━━━ EXCERPT ━━━

Living Computers: Museum + Labs (LCM+L) is a computer and technology museum located in the SoDo neighborhood of Seattle, Washington. LCM+L showcases vintage computers which provide interactive sessions, either through time-sharing operating systems or single-user interfaces. This gives users a chance to actually use the computers online or in-person in the museum. An expansion adds direct touch experiences with contemporary technologies such as self-driving cars, the internet of things, big data, and robotics. This puts today's computer technology in the context of how it's being used to tackle real-world issues. LCM+L also hosts a wide range of educational programs and events in their state-of-the art classroom and lab spaces.

According to an archived version of LCM's website, their goal is "to breathe life back into our machines so the public can experience what it was like to see them, hear them, and interact with them. We make our systems accessible by allowing people to come and interact with them, and by making them available over the Internet."

The current site similarly shares that "Living Computers: Museum + Labs provides a one-of-a-kind, hands-on experience with computer technology from the 1960s to the present. LCM+L honors the history of computing with the world’s largest collection of fully restored—and usable—supercomputers, mainframes, minicomputers and microcomputers."

As of October 2022, the museum is closed due to the COVID-19 pandemic.

History

LCM+L (originally known as Living Computer Museum, and before that, PDPplanet.com) was founded by Microsoft co-founder Paul Allen, on January 9, 2006. Through PDPplanet, users were able to telnet into vintage devices and experience timesharing computing on equipment from Digital Equipment Corporation (DEC) and XKL.

Users around the world can request a login through the LCM+L website and telnet into systems from XKL, DEC, IBM, Xerox Sigma, AT&T, and CDC.

━━━ RECORD EXTRACTS ━━━

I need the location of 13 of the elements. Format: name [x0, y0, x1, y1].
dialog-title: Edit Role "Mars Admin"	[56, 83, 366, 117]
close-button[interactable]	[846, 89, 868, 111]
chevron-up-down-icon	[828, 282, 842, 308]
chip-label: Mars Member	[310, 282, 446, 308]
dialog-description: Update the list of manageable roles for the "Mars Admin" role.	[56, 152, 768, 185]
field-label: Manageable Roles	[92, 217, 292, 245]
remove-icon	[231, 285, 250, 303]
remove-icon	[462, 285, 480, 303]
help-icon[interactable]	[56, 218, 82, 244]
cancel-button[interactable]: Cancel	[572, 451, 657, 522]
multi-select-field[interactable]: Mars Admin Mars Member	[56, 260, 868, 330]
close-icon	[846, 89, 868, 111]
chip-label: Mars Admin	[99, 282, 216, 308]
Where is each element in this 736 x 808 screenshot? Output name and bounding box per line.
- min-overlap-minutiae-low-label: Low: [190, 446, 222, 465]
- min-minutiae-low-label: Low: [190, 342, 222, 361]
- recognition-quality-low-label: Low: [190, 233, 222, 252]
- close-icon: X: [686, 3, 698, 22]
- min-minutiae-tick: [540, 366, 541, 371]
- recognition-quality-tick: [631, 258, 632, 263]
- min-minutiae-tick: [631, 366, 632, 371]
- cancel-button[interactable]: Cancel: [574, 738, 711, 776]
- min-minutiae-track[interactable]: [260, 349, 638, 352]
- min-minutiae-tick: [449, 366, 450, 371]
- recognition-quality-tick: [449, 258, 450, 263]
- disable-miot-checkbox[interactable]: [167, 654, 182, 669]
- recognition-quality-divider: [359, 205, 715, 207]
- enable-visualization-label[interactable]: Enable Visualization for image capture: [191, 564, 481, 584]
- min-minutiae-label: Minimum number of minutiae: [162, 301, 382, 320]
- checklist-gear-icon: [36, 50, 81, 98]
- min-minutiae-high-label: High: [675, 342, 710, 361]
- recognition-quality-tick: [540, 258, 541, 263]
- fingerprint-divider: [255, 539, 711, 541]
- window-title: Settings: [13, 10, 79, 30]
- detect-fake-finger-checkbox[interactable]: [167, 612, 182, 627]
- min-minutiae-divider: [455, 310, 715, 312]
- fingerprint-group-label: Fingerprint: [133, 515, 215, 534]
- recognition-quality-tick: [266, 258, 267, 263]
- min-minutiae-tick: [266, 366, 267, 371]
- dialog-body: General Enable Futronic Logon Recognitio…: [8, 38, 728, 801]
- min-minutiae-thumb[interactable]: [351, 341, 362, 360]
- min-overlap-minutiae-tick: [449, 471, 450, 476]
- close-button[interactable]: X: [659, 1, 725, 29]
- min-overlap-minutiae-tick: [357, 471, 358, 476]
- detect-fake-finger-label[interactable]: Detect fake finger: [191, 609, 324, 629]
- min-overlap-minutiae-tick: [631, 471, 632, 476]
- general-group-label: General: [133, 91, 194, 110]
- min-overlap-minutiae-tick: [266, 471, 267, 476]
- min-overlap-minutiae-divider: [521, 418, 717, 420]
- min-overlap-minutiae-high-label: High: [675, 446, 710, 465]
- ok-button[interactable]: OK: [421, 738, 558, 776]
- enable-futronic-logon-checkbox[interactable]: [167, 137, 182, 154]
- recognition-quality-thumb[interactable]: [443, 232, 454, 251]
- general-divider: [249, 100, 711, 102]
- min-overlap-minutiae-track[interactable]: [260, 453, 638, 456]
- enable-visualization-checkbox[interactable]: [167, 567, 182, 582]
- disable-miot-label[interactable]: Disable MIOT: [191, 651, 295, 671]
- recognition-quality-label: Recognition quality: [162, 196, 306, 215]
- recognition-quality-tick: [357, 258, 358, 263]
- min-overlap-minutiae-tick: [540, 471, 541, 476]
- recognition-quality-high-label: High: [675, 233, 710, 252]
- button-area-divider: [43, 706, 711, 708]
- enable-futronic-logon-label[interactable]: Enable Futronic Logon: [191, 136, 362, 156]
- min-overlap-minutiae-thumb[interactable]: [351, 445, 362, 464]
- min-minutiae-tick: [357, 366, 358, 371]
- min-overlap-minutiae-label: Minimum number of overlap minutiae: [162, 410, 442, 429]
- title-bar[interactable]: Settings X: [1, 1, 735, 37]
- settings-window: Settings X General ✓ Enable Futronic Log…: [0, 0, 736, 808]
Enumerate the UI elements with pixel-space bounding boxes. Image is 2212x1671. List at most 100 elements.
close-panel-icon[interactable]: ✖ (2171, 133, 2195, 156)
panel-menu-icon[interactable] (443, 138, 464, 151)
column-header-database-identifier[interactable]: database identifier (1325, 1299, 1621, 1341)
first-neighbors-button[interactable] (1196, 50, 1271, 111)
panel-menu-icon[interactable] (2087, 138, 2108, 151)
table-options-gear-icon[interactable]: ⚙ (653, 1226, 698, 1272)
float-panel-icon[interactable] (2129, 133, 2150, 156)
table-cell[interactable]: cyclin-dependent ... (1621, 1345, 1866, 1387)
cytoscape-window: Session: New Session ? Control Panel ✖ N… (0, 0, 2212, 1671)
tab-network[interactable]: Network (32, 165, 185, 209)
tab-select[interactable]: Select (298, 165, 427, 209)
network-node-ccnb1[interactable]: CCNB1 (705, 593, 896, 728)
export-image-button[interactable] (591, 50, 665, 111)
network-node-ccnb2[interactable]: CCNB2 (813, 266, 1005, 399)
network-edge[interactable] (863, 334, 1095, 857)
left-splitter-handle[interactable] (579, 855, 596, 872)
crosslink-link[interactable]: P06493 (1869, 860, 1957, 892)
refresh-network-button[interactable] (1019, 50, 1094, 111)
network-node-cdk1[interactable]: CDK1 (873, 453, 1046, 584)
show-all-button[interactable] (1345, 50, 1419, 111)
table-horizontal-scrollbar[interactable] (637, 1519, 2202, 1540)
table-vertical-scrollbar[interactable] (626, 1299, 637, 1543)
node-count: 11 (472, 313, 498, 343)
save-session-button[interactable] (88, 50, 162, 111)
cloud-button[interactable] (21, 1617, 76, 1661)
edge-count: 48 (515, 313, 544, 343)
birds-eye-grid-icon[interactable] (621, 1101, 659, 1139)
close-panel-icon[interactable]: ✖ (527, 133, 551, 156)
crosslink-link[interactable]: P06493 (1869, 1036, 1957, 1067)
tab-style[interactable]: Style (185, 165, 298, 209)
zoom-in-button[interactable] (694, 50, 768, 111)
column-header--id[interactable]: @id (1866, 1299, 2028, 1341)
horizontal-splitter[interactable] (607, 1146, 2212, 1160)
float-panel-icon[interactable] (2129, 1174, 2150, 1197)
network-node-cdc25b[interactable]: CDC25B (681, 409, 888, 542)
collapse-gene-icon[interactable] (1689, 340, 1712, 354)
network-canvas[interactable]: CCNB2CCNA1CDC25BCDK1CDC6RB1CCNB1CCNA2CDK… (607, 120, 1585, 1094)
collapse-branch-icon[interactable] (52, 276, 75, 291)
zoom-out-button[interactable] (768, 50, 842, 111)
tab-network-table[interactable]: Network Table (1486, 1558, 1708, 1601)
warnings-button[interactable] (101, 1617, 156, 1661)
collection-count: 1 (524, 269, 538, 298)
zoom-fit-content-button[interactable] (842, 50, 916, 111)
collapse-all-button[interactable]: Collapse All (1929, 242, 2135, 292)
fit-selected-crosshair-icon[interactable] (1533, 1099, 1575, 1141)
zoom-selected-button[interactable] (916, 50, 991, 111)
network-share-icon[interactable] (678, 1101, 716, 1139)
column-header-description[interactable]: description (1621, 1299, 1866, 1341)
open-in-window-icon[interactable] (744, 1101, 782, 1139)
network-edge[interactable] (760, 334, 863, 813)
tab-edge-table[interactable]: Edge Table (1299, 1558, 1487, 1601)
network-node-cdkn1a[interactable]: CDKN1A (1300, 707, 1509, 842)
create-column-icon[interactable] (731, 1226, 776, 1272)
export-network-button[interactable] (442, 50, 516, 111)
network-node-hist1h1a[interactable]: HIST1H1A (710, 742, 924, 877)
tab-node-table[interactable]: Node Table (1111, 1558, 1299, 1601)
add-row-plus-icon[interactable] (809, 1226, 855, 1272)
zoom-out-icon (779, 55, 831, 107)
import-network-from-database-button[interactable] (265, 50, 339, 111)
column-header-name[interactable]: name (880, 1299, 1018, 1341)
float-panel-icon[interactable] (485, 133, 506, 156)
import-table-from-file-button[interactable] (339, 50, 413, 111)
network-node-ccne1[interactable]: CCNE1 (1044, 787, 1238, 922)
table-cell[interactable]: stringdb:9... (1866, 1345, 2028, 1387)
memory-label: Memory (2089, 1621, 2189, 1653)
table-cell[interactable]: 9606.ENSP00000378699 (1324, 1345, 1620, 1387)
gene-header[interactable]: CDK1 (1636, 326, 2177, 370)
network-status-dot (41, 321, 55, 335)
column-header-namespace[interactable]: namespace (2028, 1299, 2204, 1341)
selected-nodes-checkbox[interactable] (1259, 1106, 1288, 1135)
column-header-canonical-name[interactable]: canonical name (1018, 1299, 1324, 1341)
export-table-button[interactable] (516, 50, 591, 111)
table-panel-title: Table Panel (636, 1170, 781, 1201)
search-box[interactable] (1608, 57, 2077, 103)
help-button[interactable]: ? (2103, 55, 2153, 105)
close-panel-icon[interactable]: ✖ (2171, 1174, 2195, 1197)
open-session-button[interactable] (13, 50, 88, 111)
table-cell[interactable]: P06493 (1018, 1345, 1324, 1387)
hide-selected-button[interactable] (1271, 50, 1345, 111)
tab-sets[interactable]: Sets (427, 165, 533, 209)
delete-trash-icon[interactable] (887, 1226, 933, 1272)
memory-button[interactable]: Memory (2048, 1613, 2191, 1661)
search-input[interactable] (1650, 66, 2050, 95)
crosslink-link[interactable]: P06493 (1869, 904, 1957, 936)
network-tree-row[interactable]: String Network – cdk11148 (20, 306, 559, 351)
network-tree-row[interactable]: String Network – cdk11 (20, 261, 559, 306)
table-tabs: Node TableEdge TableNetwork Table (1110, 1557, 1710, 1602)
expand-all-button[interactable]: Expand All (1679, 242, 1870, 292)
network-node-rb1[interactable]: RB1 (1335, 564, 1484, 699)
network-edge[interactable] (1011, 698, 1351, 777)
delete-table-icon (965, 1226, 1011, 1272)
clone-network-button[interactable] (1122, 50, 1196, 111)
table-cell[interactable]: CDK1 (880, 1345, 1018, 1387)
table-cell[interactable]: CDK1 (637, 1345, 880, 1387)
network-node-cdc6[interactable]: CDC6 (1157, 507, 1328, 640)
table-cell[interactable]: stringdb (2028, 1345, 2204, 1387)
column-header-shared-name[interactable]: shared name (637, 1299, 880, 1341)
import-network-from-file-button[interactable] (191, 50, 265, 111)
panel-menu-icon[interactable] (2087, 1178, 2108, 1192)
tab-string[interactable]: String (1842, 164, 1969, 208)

━━━

EXERCISE BRIEF
Rewrite the part of the Living Computers text between "According to an" and "the COVID-19 pandemic.", inclusive, swapping "hands-on" for "interactive".

RESULT BELOW
According to an archived version of LCM's website, their goal is "to breathe life back into our machines so the public can experience what it was like to see them, hear them, and interact with them. We make our systems accessible by allowing people to come and interact with them, and by making them available over the Internet."

The current site similarly shares that "Living Computers: Museum + Labs provides a one-of-a-kind, interactive experience with computer technology from the 1960s to the present. LCM+L honors the history of computing with the world’s largest collection of fully restored—and usable—supercomputers, mainframes, minicomputers and microcomputers."

As of October 2022, the museum is closed due to the COVID-19 pandemic.